• **Goal of the exercise**: Return each line of the listing below, unchanged, and omit the images.

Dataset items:
(begin)
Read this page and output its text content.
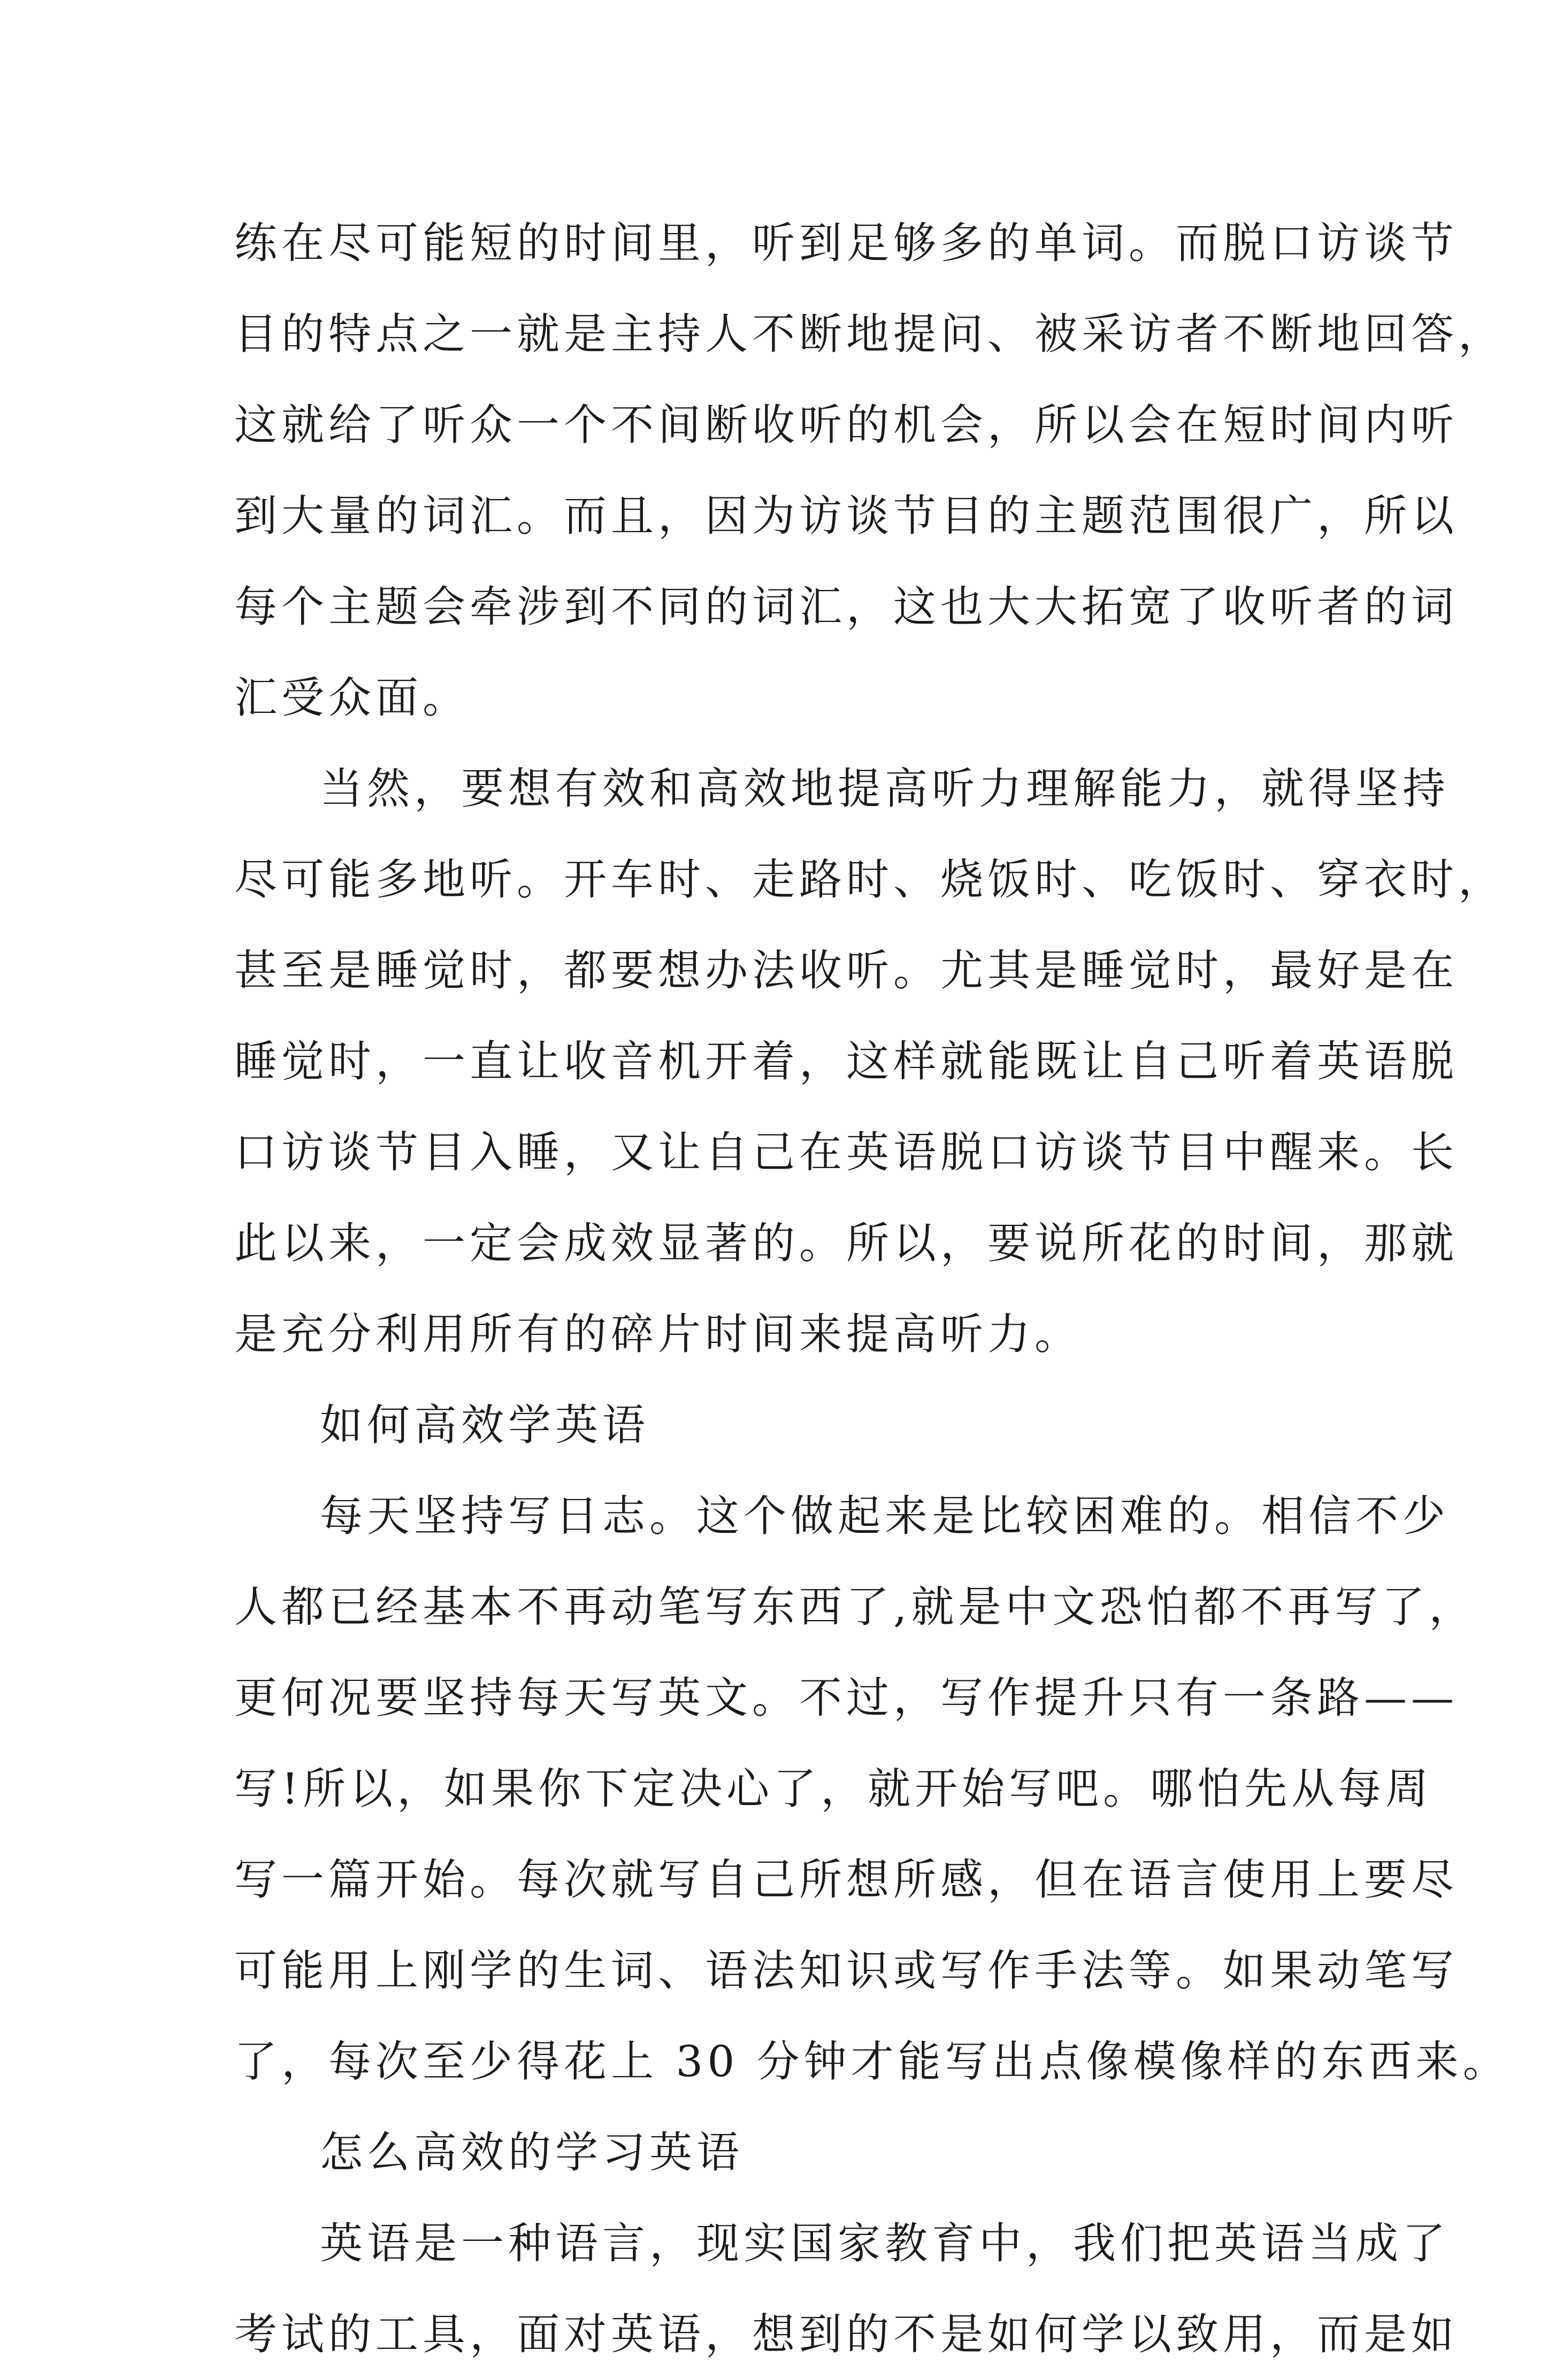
练在尽可能短的时间里，听到足够多的单词。而脱口访谈节
目的特点之一就是主持人不断地提问、被采访者不断地回答，
这就给了听众一个不间断收听的机会，所以会在短时间内听
到大量的词汇。而且，因为访谈节目的主题范围很广，所以
每个主题会牵涉到不同的词汇，这也大大拓宽了收听者的词
汇受众面。
当然，要想有效和高效地提高听力理解能力，就得坚持
尽可能多地听。开车时、走路时、烧饭时、吃饭时、穿衣时，
甚至是睡觉时，都要想办法收听。尤其是睡觉时，最好是在
睡觉时，一直让收音机开着，这样就能既让自己听着英语脱
口访谈节目入睡，又让自己在英语脱口访谈节目中醒来。长
此以来，一定会成效显著的。所以，要说所花的时间，那就
是充分利用所有的碎片时间来提高听力。
如何高效学英语
每天坚持写日志。这个做起来是比较困难的。相信不少
人都已经基本不再动笔写东西了,就是中文恐怕都不再写了，
更何况要坚持每天写英文。不过，写作提升只有一条路——
写!所以，如果你下定决心了，就开始写吧。哪怕先从每周
写一篇开始。每次就写自己所想所感，但在语言使用上要尽
可能用上刚学的生词、语法知识或写作手法等。如果动笔写
了，每次至少得花上 30 分钟才能写出点像模像样的东西来。
怎么高效的学习英语
英语是一种语言，现实国家教育中，我们把英语当成了
考试的工具，面对英语，想到的不是如何学以致用，而是如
(end)
• **Task output**:
Read this page and output its text content.
练在尽可能短的时间里，听到足够多的单词。而脱口访谈节
目的特点之一就是主持人不断地提问、被采访者不断地回答，
这就给了听众一个不间断收听的机会，所以会在短时间内听
到大量的词汇。而且，因为访谈节目的主题范围很广，所以
每个主题会牵涉到不同的词汇，这也大大拓宽了收听者的词
汇受众面。
当然，要想有效和高效地提高听力理解能力，就得坚持
尽可能多地听。开车时、走路时、烧饭时、吃饭时、穿衣时，
甚至是睡觉时，都要想办法收听。尤其是睡觉时，最好是在
睡觉时，一直让收音机开着，这样就能既让自己听着英语脱
口访谈节目入睡，又让自己在英语脱口访谈节目中醒来。长
此以来，一定会成效显著的。所以，要说所花的时间，那就
是充分利用所有的碎片时间来提高听力。
如何高效学英语
每天坚持写日志。这个做起来是比较困难的。相信不少
人都已经基本不再动笔写东西了,就是中文恐怕都不再写了，
更何况要坚持每天写英文。不过，写作提升只有一条路——
写!所以，如果你下定决心了，就开始写吧。哪怕先从每周
写一篇开始。每次就写自己所想所感，但在语言使用上要尽
可能用上刚学的生词、语法知识或写作手法等。如果动笔写
了，每次至少得花上 30 分钟才能写出点像模像样的东西来。
怎么高效的学习英语
英语是一种语言，现实国家教育中，我们把英语当成了
考试的工具，面对英语，想到的不是如何学以致用，而是如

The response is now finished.